(Recorded data)

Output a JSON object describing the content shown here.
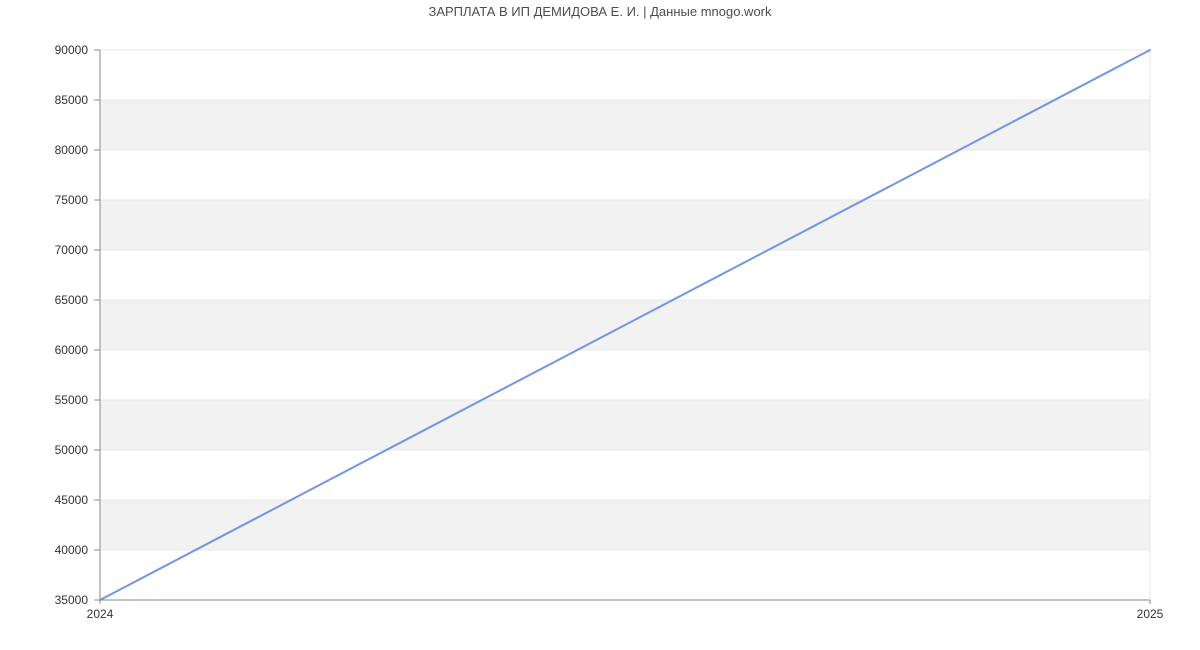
{
  "page": {
    "title": "ЗАРПЛАТА В ИП ДЕМИДОВА Е. И. | Данные mnogo.work"
  },
  "chart_data": {
    "type": "line",
    "title": "ЗАРПЛАТА В ИП ДЕМИДОВА Е. И. | Данные mnogo.work",
    "categories": [
      "2024",
      "2025"
    ],
    "series": [
      {
        "name": "salary",
        "values": [
          35000,
          90000
        ],
        "color": "#7296e4"
      }
    ],
    "xlabel": "",
    "ylabel": "",
    "ylim": [
      35000,
      90000
    ],
    "ytick_step": 5000,
    "yticks": [
      35000,
      40000,
      45000,
      50000,
      55000,
      60000,
      65000,
      70000,
      75000,
      80000,
      85000,
      90000
    ],
    "xticks": [
      "2024",
      "2025"
    ],
    "grid": true,
    "legend": "none",
    "band_colors": [
      "#ffffff",
      "#f2f2f2"
    ]
  },
  "style": {
    "background": "#ffffff",
    "title_color": "#4d4d4d",
    "tick_label_color": "#333333",
    "axis_color": "#8a8a8a",
    "gridline_color": "#e9e9e9",
    "plot_border_color": "#e6e6e6",
    "line_color": "#7296e4",
    "band_gray": "#f2f2f2"
  }
}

§ **SET TASK**
Do not copy the pictures, but repeat every line exactly.

§ **IN RESPONSE**
Output a JSON object describing the content shown here.
{
  "page": {
    "title": "ЗАРПЛАТА В ИП ДЕМИДОВА Е. И. | Данные mnogo.work"
  },
  "chart_data": {
    "type": "line",
    "title": "ЗАРПЛАТА В ИП ДЕМИДОВА Е. И. | Данные mnogo.work",
    "categories": [
      "2024",
      "2025"
    ],
    "series": [
      {
        "name": "salary",
        "values": [
          35000,
          90000
        ],
        "color": "#7296e4"
      }
    ],
    "xlabel": "",
    "ylabel": "",
    "ylim": [
      35000,
      90000
    ],
    "ytick_step": 5000,
    "yticks": [
      35000,
      40000,
      45000,
      50000,
      55000,
      60000,
      65000,
      70000,
      75000,
      80000,
      85000,
      90000
    ],
    "xticks": [
      "2024",
      "2025"
    ],
    "grid": true,
    "legend": "none",
    "band_colors": [
      "#ffffff",
      "#f2f2f2"
    ]
  },
  "style": {
    "background": "#ffffff",
    "title_color": "#4d4d4d",
    "tick_label_color": "#333333",
    "axis_color": "#8a8a8a",
    "gridline_color": "#e9e9e9",
    "plot_border_color": "#e6e6e6",
    "line_color": "#7296e4",
    "band_gray": "#f2f2f2"
  }
}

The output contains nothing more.